◆ **Set task**
Your task is to copy every line of the records below that contains "Revenus".

Extracts from a graphics dataset
····················

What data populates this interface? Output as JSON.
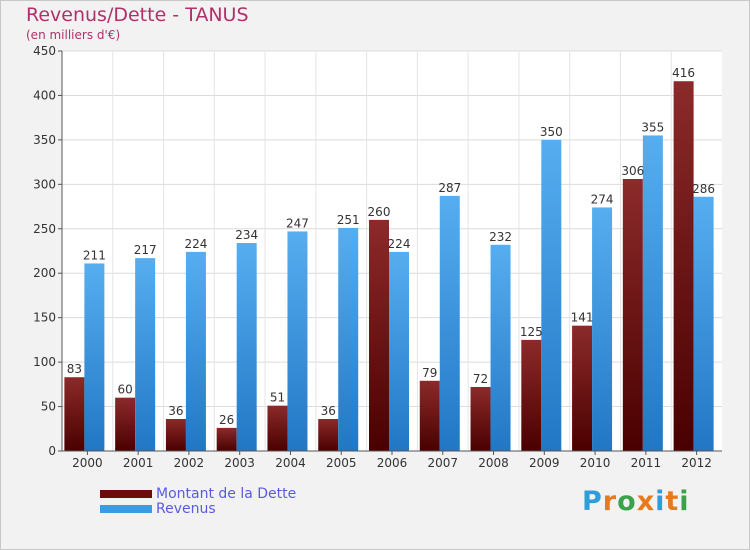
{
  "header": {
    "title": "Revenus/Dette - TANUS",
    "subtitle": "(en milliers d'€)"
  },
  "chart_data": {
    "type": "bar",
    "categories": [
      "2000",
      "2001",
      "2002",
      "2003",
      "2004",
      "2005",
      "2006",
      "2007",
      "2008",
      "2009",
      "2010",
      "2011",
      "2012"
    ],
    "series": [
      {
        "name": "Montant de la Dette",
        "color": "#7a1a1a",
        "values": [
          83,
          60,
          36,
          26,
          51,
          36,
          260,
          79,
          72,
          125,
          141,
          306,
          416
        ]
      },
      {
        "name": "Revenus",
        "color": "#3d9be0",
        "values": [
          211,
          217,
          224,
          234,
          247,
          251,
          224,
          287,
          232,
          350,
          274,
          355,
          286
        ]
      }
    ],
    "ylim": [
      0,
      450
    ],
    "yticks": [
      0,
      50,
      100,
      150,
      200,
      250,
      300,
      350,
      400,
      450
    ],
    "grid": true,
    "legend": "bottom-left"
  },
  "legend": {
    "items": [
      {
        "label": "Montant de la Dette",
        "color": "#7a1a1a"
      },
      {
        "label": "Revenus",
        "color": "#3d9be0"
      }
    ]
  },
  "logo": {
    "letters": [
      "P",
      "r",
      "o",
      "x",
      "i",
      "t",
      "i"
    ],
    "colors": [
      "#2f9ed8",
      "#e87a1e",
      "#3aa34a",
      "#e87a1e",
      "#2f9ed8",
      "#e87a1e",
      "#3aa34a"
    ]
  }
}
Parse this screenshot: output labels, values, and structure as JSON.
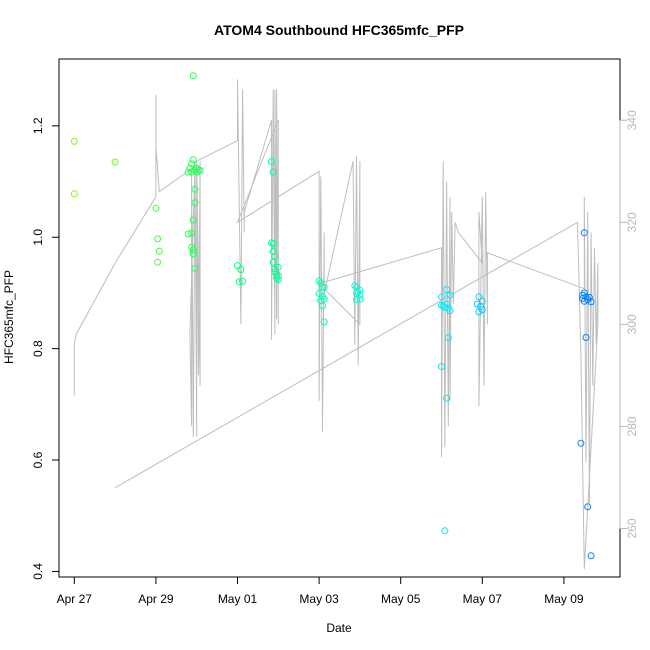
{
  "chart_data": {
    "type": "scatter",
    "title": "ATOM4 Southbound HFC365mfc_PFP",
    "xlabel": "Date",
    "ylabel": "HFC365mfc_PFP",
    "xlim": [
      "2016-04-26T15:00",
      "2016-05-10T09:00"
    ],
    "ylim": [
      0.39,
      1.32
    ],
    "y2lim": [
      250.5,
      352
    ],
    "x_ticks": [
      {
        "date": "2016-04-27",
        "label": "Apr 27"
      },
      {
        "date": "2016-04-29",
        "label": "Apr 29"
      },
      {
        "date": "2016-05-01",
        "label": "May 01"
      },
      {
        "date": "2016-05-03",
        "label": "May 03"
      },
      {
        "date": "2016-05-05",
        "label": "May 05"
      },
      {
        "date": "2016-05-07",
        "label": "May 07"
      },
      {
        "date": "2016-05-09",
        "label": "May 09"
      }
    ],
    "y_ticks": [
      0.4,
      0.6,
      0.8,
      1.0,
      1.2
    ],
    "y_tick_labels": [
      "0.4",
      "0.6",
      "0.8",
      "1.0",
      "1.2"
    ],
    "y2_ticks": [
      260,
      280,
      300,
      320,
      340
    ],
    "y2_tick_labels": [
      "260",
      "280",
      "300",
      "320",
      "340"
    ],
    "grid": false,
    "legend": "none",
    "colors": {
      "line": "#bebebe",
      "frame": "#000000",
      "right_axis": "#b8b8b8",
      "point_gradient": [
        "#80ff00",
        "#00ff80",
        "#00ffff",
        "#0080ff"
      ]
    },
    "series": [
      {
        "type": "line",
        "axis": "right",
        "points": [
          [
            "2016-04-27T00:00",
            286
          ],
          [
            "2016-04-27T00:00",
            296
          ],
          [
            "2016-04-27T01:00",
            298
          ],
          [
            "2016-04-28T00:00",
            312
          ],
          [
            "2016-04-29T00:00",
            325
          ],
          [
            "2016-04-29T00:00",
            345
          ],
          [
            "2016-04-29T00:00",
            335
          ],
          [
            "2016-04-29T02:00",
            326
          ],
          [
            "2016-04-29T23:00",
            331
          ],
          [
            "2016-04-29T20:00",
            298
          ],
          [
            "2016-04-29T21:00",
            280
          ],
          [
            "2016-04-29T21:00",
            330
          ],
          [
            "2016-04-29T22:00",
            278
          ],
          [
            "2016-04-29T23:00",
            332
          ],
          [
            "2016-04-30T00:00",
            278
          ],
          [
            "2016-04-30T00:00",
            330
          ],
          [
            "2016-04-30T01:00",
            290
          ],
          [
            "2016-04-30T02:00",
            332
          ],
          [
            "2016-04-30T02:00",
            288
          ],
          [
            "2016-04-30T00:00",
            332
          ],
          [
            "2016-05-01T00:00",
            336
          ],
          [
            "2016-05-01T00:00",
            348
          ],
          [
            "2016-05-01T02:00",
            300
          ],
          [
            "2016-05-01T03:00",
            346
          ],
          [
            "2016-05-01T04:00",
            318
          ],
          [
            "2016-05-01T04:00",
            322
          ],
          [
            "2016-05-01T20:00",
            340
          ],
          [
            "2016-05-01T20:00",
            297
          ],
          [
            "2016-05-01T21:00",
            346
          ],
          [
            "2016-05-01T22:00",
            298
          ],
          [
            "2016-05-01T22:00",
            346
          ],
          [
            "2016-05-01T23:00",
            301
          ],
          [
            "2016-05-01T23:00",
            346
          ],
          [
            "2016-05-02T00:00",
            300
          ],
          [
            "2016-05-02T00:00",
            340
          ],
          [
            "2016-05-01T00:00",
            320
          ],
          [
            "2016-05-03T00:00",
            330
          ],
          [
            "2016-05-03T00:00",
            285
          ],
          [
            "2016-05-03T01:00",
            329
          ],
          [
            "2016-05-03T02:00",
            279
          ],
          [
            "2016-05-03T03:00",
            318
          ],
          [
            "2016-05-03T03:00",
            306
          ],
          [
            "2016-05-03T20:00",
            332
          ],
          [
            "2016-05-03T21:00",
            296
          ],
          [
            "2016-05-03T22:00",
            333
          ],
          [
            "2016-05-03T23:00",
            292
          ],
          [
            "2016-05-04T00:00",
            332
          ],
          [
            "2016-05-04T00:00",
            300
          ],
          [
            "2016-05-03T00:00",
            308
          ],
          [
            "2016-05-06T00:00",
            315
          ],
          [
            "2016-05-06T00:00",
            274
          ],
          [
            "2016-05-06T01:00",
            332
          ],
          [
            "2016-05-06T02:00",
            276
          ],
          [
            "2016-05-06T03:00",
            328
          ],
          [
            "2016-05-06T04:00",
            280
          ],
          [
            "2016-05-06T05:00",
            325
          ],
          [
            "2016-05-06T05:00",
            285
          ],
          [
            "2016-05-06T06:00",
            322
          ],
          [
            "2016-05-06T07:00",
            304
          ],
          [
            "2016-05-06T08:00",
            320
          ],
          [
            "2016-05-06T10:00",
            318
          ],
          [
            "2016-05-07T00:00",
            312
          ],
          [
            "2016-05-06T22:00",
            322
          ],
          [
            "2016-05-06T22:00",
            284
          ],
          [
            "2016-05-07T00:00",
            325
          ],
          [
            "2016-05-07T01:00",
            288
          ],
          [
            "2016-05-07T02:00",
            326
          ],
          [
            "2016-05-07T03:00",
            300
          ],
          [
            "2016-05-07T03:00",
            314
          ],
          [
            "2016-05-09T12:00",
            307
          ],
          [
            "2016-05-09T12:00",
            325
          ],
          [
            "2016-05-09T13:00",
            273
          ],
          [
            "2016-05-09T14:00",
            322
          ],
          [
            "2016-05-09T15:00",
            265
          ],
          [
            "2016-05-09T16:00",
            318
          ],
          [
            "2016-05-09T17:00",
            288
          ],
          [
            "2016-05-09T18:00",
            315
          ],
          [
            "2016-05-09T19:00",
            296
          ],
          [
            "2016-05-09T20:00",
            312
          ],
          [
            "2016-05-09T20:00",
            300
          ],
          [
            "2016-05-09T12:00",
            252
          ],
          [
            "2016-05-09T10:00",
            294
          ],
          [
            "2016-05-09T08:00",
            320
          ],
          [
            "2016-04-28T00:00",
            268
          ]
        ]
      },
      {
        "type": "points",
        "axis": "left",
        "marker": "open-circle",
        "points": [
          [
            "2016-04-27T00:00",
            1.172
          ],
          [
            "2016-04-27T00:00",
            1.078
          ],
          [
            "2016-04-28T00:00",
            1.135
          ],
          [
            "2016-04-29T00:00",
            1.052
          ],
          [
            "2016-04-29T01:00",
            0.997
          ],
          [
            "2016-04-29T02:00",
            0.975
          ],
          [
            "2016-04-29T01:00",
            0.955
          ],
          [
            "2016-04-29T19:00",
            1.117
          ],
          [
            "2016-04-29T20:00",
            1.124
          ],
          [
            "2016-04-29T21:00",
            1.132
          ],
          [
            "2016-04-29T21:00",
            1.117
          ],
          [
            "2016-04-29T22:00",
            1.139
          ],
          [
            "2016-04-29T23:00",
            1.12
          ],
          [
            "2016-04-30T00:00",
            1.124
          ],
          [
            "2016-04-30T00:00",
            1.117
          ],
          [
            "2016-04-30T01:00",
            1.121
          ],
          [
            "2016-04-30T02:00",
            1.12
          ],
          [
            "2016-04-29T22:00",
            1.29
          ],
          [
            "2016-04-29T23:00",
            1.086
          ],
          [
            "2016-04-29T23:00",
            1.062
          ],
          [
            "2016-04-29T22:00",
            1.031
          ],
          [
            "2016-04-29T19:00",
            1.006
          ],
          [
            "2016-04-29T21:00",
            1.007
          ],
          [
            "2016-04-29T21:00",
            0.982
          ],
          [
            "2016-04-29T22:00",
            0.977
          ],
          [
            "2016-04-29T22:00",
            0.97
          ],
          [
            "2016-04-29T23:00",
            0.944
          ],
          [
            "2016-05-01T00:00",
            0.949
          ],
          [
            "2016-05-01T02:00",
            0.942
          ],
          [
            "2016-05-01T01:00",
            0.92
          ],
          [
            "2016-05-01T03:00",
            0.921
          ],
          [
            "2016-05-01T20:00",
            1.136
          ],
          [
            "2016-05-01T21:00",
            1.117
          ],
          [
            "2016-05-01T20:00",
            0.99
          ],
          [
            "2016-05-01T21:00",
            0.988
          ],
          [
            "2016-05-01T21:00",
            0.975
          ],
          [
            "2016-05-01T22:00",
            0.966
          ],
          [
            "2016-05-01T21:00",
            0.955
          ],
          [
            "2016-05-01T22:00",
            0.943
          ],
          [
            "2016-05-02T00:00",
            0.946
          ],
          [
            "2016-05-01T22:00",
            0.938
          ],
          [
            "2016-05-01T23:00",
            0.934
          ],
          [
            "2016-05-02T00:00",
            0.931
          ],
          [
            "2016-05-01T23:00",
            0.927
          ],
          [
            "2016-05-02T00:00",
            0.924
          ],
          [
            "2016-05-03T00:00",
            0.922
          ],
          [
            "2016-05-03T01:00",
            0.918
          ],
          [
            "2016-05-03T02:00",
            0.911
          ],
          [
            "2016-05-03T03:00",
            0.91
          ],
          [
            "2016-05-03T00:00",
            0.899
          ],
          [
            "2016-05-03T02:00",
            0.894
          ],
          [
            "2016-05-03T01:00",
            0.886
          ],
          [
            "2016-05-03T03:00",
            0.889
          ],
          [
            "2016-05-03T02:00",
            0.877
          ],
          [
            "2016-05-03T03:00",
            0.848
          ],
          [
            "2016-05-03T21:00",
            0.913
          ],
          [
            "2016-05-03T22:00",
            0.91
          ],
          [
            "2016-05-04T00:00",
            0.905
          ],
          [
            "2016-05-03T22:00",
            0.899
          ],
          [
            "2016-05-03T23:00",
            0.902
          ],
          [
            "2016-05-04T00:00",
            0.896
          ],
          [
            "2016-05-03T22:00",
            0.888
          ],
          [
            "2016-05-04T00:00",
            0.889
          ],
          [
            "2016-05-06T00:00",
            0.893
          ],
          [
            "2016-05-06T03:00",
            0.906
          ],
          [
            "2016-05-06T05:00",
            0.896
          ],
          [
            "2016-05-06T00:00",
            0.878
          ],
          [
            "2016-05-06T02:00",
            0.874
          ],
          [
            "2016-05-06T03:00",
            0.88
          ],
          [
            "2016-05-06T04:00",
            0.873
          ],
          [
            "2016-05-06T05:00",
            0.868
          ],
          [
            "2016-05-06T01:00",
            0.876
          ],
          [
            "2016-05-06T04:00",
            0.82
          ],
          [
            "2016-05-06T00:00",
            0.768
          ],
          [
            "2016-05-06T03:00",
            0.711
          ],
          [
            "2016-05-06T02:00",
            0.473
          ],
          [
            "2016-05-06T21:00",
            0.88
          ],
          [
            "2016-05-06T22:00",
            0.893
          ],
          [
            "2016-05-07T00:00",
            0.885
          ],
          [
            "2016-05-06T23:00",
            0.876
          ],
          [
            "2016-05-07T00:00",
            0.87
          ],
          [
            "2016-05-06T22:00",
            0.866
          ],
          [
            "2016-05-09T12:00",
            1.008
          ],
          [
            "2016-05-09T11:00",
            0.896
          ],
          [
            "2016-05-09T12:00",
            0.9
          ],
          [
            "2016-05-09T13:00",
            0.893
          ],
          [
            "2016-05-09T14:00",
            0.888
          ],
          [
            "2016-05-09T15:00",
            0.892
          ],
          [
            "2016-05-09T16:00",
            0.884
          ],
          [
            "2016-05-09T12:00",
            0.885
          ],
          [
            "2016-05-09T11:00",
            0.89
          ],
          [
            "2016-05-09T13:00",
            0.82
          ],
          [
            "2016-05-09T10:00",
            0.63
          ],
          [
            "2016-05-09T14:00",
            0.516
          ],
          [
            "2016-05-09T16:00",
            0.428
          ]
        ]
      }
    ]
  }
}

····················

◆ **The answer**
    "title": "Revenus/Dette - TANUS",
        "name": "Revenus",
        "label": "Revenus",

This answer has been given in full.